• _What you need to do_
Pick out the lines containing "access".

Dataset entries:
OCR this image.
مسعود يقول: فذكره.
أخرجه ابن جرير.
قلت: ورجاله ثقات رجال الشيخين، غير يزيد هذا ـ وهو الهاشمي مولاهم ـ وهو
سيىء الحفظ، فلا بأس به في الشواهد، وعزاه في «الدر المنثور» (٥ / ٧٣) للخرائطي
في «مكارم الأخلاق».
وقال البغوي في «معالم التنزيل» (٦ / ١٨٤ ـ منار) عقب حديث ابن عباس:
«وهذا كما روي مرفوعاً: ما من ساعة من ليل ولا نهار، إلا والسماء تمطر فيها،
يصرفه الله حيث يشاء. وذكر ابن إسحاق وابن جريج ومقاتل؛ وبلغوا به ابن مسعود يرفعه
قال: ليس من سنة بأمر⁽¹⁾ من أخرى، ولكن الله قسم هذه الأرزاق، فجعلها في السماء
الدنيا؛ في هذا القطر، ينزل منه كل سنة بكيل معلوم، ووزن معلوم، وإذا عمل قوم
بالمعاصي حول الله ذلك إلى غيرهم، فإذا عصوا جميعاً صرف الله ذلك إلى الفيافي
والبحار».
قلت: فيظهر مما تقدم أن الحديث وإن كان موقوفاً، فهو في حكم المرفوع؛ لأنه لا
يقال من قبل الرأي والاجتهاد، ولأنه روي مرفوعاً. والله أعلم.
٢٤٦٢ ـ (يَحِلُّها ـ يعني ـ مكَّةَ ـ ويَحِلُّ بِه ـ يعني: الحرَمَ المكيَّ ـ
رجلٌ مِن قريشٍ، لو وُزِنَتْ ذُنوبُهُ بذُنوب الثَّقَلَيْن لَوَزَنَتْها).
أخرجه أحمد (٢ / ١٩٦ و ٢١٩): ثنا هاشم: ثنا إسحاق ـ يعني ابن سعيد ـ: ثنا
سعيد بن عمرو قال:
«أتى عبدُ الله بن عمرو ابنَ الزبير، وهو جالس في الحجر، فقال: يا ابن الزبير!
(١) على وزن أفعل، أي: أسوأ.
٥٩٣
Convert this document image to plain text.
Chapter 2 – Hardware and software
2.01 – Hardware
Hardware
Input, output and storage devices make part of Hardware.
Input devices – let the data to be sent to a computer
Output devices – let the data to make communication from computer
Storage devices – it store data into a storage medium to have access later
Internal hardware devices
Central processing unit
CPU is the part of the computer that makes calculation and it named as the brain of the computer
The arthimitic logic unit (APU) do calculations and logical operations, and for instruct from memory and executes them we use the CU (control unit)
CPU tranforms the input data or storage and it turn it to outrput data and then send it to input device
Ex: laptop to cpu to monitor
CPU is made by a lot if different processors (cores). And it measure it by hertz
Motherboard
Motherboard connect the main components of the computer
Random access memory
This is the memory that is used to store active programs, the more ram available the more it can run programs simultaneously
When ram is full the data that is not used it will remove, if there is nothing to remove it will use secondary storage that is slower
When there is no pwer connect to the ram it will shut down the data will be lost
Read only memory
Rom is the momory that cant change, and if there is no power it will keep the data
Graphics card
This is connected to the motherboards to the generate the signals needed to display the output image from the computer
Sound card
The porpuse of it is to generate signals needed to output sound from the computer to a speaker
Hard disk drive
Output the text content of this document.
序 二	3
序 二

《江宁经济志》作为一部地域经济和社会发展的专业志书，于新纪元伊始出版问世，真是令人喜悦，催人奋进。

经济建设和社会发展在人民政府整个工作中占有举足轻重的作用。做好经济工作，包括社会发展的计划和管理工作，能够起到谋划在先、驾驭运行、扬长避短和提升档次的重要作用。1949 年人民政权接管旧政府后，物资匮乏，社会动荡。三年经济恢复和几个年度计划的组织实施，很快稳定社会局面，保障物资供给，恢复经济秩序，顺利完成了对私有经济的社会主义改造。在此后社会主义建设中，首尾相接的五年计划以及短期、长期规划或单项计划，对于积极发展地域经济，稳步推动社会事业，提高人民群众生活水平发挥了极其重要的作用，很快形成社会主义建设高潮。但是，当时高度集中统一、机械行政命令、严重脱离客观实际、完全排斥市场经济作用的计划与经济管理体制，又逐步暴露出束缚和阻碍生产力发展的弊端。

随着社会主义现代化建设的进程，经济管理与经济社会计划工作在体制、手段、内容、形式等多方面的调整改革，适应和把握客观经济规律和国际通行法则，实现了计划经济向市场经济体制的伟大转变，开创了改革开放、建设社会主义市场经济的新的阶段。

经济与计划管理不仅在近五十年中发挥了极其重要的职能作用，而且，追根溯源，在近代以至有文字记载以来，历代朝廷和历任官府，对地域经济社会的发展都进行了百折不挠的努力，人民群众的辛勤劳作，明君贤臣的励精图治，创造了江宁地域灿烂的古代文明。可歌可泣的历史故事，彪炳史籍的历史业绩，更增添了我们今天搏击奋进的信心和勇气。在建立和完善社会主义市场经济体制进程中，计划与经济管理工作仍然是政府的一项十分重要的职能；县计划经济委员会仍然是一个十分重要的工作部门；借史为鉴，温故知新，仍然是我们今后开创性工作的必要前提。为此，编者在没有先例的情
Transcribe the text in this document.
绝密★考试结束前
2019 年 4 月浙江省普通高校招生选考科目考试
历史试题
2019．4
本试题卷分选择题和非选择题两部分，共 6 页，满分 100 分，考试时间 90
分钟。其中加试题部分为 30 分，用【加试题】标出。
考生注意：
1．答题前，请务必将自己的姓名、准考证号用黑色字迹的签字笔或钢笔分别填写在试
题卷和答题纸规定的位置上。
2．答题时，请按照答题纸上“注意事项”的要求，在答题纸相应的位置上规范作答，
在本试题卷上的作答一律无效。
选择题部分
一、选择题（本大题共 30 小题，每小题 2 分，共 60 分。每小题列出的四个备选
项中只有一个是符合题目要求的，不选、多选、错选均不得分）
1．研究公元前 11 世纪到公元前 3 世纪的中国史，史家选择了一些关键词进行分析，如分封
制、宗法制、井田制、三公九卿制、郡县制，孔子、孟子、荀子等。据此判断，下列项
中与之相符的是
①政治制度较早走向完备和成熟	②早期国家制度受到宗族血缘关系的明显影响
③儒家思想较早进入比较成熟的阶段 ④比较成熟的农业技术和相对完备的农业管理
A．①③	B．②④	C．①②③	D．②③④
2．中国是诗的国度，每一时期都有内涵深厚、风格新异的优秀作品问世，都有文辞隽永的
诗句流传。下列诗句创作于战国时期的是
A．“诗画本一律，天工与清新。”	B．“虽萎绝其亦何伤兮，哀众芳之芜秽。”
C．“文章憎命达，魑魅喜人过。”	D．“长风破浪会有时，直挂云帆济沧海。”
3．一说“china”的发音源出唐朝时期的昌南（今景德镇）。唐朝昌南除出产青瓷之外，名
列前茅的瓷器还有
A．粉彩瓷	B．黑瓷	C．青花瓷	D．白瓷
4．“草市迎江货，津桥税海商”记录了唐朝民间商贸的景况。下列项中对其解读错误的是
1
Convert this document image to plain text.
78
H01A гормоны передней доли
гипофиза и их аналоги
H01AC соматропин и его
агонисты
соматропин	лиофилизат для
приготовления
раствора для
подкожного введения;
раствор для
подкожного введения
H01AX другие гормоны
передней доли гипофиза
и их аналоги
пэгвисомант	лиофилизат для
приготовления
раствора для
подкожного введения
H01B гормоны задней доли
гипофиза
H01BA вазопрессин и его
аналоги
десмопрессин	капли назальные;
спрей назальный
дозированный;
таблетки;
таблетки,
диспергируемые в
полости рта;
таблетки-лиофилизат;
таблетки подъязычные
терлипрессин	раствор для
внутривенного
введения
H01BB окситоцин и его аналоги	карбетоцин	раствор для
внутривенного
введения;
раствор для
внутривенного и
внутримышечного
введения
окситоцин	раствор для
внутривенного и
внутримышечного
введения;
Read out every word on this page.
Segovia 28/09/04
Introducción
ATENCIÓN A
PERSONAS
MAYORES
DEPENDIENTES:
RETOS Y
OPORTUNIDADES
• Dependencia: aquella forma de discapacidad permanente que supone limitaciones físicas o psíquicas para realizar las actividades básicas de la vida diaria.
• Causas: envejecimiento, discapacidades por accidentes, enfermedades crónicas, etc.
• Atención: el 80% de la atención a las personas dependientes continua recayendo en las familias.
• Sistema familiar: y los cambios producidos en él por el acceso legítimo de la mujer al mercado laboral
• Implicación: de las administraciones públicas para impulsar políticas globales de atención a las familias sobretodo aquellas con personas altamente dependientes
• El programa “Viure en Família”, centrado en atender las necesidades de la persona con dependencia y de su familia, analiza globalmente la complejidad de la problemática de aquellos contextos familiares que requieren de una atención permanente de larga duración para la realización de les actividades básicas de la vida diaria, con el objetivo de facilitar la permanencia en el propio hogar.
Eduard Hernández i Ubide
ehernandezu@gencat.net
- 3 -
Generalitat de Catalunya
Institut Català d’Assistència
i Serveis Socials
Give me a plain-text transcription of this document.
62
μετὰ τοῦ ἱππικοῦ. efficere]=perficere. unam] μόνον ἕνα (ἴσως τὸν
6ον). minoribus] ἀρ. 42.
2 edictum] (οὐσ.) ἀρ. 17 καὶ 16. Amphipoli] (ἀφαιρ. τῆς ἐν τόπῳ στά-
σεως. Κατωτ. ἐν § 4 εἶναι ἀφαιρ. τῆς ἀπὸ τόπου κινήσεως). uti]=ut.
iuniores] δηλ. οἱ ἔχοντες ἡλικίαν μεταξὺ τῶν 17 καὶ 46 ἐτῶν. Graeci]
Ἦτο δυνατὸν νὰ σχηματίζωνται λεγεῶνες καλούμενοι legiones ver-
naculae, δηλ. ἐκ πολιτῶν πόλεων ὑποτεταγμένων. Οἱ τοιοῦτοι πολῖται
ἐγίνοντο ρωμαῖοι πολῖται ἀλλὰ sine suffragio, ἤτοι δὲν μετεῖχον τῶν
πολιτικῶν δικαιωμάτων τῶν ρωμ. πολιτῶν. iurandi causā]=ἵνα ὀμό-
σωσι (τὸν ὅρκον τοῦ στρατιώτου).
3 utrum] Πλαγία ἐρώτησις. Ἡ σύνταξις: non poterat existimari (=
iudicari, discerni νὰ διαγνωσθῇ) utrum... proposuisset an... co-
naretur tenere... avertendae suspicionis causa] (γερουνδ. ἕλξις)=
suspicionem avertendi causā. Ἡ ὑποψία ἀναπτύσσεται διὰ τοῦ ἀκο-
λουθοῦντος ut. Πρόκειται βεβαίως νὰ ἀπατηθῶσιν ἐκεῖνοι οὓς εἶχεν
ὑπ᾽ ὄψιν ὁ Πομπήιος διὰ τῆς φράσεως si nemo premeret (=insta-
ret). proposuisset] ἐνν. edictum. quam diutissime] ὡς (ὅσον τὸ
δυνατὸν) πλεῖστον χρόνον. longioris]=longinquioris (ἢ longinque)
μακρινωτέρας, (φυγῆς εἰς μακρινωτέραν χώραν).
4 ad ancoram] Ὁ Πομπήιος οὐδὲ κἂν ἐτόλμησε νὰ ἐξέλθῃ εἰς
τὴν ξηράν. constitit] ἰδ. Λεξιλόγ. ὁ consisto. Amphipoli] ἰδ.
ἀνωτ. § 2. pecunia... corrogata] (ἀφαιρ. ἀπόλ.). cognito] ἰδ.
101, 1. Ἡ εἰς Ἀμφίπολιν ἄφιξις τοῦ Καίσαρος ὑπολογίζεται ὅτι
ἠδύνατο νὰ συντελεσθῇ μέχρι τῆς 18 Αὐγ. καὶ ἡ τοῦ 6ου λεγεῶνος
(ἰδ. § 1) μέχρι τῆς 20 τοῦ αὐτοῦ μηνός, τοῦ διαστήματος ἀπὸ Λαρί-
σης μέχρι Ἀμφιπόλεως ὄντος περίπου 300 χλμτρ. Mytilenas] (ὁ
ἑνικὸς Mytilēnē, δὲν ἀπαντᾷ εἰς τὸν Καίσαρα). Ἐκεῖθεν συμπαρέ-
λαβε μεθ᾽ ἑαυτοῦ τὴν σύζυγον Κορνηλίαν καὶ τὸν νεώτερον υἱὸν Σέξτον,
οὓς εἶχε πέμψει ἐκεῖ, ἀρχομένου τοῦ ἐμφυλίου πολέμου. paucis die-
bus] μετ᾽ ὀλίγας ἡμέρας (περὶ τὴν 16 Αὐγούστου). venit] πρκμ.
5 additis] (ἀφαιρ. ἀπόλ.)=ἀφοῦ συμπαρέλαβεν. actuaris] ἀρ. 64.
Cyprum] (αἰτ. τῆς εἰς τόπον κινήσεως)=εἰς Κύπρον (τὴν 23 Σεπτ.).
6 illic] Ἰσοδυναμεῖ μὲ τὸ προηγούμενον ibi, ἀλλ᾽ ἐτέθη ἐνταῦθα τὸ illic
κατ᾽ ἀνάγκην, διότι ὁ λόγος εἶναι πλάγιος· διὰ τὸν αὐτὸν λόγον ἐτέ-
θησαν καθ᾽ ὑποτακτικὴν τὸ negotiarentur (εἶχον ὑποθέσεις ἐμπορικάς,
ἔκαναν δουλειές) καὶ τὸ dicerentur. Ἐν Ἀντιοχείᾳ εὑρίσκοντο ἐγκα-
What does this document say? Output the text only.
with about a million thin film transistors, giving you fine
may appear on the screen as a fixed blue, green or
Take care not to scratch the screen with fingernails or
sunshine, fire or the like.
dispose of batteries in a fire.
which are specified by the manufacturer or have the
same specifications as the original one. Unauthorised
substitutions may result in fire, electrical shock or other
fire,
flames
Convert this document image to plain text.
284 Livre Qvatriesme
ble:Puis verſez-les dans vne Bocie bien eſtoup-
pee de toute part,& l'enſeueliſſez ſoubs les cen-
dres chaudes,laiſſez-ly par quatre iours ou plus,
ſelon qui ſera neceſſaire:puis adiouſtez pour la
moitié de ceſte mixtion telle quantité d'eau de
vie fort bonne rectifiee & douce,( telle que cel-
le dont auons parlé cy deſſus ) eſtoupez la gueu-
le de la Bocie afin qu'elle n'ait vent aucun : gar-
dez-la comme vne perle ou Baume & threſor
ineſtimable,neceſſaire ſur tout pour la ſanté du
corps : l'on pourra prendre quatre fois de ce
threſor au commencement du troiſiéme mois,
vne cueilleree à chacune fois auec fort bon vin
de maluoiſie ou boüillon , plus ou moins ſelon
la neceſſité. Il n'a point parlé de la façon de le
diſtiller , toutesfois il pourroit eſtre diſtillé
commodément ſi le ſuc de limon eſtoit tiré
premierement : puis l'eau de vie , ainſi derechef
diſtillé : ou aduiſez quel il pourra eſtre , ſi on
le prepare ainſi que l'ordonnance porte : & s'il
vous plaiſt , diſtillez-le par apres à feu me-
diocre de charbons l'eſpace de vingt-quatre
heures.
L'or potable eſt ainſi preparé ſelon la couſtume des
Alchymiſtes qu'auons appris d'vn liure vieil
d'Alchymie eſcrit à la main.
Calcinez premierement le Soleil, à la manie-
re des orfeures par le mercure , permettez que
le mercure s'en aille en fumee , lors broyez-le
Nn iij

• _Written answer_
Storage devices – it store data into a storage medium to have access later
Random access memory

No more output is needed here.